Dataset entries
◆ ◆ ◆ ◆
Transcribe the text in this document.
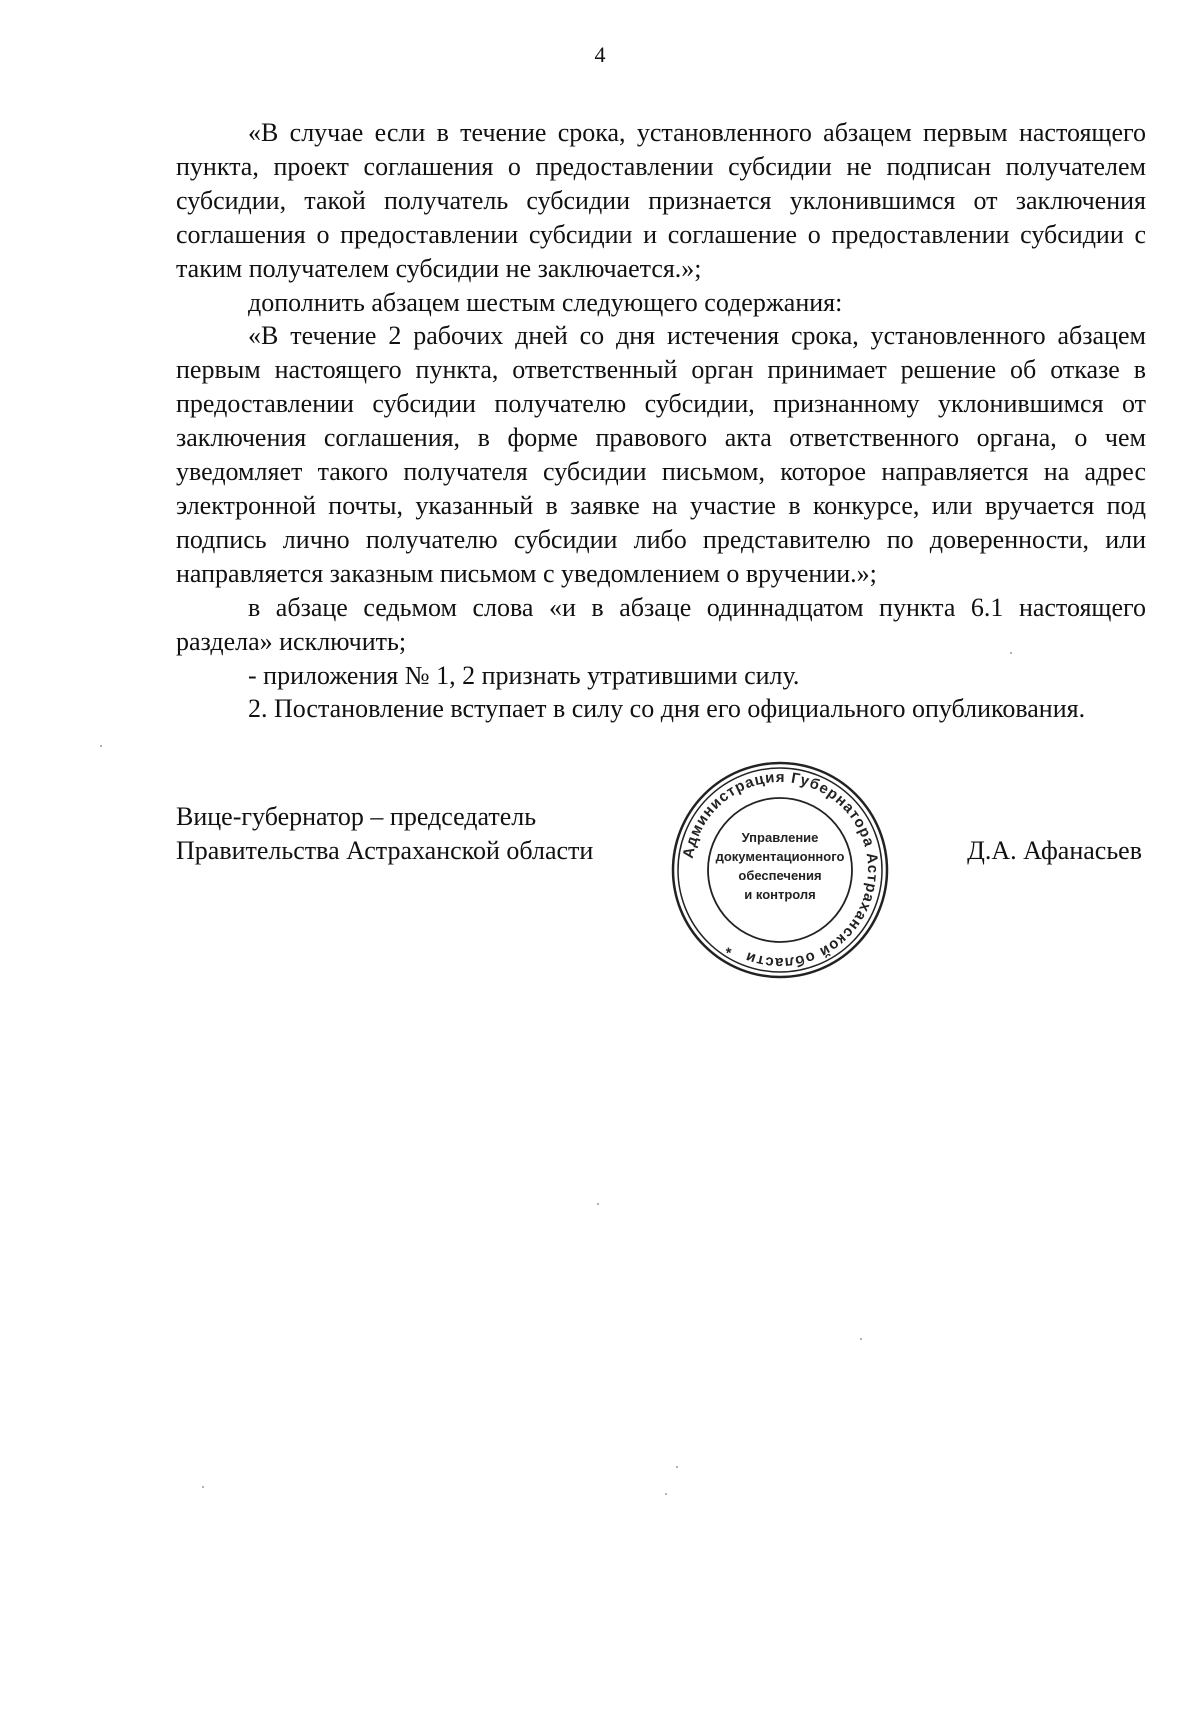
4

«В случае если в течение срока, установленного абзацем первым настоящего пункта, проект соглашения о предоставлении субсидии не подписан получателем субсидии, такой получатель субсидии признается уклонившимся от заключения соглашения о предоставлении субсидии и соглашение о предоставлении субсидии с таким получателем субсидии не заключается.»;

дополнить абзацем шестым следующего содержания:

«В течение 2 рабочих дней со дня истечения срока, установленного абзацем первым настоящего пункта, ответственный орган принимает решение об отказе в предоставлении субсидии получателю субсидии, признанному уклонившимся от заключения соглашения, в форме правового акта ответственного органа, о чем уведомляет такого получателя субсидии письмом, которое направляется на адрес электронной почты, указанный в заявке на участие в конкурсе, или вручается под подпись лично получателю субсидии либо представителю по доверенности, или направляется заказным письмом с уведомлением о вручении.»;

в абзаце седьмом слова «и в абзаце одиннадцатом пункта 6.1 настоящего раздела» исключить;

- приложения № 1, 2 признать утратившими силу.

2. Постановление вступает в силу со дня его официального опубликования.

Вице-губернатор – председатель
Правительства Астраханской области	Д.А. Афанасьев
Администрация Губернатора Астраханской области *
Управление
документационного
обеспечения
и контроля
◆ ◆ ◆ ◆
Without the pictures, return the entries exactly as they appear.

Transcribe the text in this document.
4

«В случае если в течение срока, установленного абзацем первым настоящего пункта, проект соглашения о предоставлении субсидии не подписан получателем субсидии, такой получатель субсидии признается уклонившимся от заключения соглашения о предоставлении субсидии и соглашение о предоставлении субсидии с таким получателем субсидии не заключается.»;

дополнить абзацем шестым следующего содержания:

«В течение 2 рабочих дней со дня истечения срока, установленного абзацем первым настоящего пункта, ответственный орган принимает решение об отказе в предоставлении субсидии получателю субсидии, признанному уклонившимся от заключения соглашения, в форме правового акта ответственного органа, о чем уведомляет такого получателя субсидии письмом, которое направляется на адрес электронной почты, указанный в заявке на участие в конкурсе, или вручается под подпись лично получателю субсидии либо представителю по доверенности, или направляется заказным письмом с уведомлением о вручении.»;

в абзаце седьмом слова «и в абзаце одиннадцатом пункта 6.1 настоящего раздела» исключить;

- приложения № 1, 2 признать утратившими силу.

2. Постановление вступает в силу со дня его официального опубликования.

Вице-губернатор – председатель
Правительства Астраханской области	Д.А. Афанасьев
Администрация Губернатора Астраханской области *
Управление
документационного
обеспечения
и контроля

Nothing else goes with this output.